(Given text Opens)
# I enjoy the Poodle history & genetics



## AleKaiRowdie (Mar 25, 2014)

I was looking at the breeding lines of my spoos today. My Eddie was a Mayfield dog-his back genes came from Wycliffe. He looked exactly like the picture of Wycliffe Timothy in the New Poodle Review book. My Sammy girls back genes came from Bel Tor. So they were related-but not til clear back to Annsown Sir Gay & Annsown Gay Knight of Airhill. Facinating reading on the %Wycliffe study on Standard Poodles. Amazing!


----------



## MiniPoo (Mar 6, 2014)

Since I am not a breeder, I am not well versed on the pedigrees of standard poodle, but I did a search on Wycliffe and read that this breeder was so successful that everyone wanted to breed to one of his 5 dogs, which effectively created a genetic bottleneck for standard poodles. There was a good discussion about this on this forum. I am hoping there has been more genetic diversity in the past years.
(Given text Closes)
(Entries provided Opens)
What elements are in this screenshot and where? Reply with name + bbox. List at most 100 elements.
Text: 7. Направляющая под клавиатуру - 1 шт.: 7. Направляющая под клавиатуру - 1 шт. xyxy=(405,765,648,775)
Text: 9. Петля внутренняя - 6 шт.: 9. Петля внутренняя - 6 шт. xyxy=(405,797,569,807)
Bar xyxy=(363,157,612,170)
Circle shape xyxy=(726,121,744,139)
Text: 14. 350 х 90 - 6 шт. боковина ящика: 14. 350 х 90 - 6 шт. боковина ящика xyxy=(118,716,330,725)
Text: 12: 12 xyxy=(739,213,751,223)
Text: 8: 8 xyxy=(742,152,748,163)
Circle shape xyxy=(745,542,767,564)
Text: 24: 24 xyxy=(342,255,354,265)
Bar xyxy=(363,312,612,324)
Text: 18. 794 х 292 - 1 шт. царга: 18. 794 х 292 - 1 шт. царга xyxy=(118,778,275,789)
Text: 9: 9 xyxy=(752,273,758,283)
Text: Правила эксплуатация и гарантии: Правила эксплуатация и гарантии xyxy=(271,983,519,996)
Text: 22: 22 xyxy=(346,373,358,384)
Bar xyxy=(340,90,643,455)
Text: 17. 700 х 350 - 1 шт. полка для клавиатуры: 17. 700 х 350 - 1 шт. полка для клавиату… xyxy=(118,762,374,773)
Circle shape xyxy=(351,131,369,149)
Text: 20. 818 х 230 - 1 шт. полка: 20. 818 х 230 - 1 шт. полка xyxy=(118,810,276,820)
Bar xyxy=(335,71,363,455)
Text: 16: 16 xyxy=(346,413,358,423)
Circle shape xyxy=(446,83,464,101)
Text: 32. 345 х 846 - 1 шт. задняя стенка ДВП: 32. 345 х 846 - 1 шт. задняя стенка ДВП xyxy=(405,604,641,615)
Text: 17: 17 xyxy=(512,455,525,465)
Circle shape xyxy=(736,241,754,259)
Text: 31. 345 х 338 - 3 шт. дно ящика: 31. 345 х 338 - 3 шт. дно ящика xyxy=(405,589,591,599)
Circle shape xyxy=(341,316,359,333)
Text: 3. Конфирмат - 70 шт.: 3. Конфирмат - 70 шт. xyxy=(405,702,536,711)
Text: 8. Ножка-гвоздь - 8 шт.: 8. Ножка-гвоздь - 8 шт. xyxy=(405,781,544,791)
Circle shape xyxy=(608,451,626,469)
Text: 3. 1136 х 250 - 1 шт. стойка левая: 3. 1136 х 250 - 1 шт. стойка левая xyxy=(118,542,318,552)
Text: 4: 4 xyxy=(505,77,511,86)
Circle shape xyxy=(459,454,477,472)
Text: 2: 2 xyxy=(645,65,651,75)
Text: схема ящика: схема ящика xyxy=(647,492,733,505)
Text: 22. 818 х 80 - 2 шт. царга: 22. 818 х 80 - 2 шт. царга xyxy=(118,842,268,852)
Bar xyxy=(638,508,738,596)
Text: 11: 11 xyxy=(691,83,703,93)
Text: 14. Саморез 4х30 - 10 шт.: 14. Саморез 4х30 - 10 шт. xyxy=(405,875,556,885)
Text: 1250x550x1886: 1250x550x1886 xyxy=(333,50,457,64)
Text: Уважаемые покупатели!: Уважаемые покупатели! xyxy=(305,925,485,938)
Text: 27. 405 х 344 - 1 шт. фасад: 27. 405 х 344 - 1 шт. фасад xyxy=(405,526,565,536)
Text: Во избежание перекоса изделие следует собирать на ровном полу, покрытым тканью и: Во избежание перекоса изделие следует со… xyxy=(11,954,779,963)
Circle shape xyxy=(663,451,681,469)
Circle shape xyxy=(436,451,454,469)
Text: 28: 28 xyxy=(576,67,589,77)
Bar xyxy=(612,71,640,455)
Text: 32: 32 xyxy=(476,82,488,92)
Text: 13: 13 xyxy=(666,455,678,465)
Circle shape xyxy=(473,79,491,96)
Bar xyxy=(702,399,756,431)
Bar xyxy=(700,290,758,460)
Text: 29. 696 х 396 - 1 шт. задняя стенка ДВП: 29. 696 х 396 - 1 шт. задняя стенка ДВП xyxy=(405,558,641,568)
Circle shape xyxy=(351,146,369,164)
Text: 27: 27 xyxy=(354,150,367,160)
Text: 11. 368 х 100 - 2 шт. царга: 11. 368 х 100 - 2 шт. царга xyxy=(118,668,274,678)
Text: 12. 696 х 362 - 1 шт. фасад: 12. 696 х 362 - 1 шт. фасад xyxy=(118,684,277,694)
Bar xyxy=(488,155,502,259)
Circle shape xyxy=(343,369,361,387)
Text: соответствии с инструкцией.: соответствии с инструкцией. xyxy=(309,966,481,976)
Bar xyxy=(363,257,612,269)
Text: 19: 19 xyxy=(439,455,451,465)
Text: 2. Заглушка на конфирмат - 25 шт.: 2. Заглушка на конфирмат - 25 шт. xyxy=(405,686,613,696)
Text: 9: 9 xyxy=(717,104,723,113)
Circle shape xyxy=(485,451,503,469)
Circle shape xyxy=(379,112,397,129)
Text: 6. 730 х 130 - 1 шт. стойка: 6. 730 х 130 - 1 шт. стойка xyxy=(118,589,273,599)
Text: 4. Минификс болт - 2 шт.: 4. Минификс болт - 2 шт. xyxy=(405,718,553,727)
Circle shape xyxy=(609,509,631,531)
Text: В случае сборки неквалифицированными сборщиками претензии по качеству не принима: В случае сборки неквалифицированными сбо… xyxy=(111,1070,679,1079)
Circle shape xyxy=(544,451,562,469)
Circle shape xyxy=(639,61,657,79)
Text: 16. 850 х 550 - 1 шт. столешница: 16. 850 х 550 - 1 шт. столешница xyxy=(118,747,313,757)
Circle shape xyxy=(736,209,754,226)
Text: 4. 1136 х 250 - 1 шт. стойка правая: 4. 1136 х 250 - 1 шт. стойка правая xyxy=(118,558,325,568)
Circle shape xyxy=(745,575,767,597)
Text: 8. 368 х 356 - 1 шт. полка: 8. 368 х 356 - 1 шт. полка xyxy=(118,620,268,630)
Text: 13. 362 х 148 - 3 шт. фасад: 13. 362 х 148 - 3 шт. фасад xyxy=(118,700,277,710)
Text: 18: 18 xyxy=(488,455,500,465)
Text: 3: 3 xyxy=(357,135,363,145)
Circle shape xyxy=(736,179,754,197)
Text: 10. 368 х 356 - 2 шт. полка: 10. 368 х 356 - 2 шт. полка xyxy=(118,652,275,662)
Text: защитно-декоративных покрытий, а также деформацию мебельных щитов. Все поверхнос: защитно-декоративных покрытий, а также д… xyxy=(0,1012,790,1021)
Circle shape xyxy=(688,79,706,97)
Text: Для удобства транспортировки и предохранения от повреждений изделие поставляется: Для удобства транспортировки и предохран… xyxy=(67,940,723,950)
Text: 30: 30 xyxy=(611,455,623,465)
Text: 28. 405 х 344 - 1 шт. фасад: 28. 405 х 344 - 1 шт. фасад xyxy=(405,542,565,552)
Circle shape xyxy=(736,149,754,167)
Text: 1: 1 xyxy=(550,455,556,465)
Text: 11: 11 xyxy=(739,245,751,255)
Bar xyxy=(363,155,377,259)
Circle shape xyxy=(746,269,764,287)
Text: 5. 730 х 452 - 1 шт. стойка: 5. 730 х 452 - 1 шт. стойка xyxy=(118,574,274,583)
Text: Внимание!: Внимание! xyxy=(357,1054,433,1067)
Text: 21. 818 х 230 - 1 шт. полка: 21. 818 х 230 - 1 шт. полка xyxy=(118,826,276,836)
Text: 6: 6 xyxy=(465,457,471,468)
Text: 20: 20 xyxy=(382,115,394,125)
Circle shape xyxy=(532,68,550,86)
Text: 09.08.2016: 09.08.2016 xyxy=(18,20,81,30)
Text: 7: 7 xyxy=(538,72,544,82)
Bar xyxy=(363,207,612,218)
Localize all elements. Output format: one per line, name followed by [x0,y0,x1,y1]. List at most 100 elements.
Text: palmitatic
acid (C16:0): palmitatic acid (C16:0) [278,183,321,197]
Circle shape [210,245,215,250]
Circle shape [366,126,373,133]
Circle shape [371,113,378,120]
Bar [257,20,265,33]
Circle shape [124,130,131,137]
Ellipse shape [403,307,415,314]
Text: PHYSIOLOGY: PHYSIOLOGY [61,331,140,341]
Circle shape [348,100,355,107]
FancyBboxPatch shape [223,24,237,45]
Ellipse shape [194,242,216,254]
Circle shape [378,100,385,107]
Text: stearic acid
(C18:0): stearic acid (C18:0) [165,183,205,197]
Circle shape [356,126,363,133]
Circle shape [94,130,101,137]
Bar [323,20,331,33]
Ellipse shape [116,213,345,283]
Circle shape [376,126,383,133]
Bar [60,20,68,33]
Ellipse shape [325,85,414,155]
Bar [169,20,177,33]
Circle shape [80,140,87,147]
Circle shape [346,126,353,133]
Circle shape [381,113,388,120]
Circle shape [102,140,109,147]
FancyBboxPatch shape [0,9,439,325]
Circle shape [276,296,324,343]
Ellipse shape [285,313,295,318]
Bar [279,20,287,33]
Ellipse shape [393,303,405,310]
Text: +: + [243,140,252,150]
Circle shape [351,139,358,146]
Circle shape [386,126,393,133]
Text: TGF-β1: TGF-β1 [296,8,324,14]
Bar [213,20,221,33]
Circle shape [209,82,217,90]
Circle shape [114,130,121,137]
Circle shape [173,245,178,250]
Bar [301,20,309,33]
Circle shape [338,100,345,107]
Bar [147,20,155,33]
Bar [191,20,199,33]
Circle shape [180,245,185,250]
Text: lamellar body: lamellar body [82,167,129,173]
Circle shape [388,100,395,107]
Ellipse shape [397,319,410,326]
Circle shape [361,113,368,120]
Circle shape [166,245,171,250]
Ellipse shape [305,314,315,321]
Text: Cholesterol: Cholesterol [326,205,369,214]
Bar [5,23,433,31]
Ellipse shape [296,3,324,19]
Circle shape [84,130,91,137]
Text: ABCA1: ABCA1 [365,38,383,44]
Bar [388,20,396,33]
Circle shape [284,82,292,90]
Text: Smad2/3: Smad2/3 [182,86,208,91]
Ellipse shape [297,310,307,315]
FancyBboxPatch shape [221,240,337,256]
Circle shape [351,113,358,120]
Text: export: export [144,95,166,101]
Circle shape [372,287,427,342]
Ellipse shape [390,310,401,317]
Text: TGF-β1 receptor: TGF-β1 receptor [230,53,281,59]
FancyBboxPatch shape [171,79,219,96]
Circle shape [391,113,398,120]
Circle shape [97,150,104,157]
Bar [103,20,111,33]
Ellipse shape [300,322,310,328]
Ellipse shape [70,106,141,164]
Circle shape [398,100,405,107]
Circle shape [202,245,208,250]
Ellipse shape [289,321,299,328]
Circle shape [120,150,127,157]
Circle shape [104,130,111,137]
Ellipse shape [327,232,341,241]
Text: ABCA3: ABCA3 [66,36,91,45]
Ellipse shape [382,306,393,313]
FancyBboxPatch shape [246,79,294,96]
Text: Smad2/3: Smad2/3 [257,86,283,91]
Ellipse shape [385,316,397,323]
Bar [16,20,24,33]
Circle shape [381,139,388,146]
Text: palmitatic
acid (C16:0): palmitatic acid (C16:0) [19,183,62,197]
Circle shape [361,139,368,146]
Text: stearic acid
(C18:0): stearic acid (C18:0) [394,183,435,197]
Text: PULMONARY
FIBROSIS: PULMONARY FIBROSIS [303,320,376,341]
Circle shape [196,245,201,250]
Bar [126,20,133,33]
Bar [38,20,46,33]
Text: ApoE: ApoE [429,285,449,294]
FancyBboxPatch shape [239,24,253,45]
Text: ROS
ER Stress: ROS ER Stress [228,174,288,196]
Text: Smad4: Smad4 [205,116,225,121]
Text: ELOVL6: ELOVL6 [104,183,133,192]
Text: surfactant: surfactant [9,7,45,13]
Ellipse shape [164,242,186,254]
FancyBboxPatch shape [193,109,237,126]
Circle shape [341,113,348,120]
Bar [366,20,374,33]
(Entries provided Closes)
● **Tasks**
1. Which dogs are named in the first post of the poodle forum thread?
2. In the poodle forum thread, what effect did the rush to breed to one of Wycliffe's 5 dogs have?
3. Could you write the next post in the poodle forum thread, following the last post shown?

● **Task responses**
1.
Eddie
Sammy
Wycliffe Timothy
Annsown Sir Gay
Annsown Gay Knight of Airhill

2. It effectively created a genetic bottleneck for standard poodles.

3.
----------



## AleKaiRowdie (Mar 25, 2014)

I'm not a breeder, either. Have never had a littler of puppies. I DO want to know the genetic history of my dogs. It's a temperment thing with me. Th Wycliffe line was ONLY the black standard poodle north american line. She would cull any dogs that produced any other color AND cull the litter. White Poodles were not included-the poodle lines came from somewhere else. I didn't used to like the whites at all-thought the Pinafore whites had excessively POINTY noses. I haven't seen the pointy nose thing lately in whites.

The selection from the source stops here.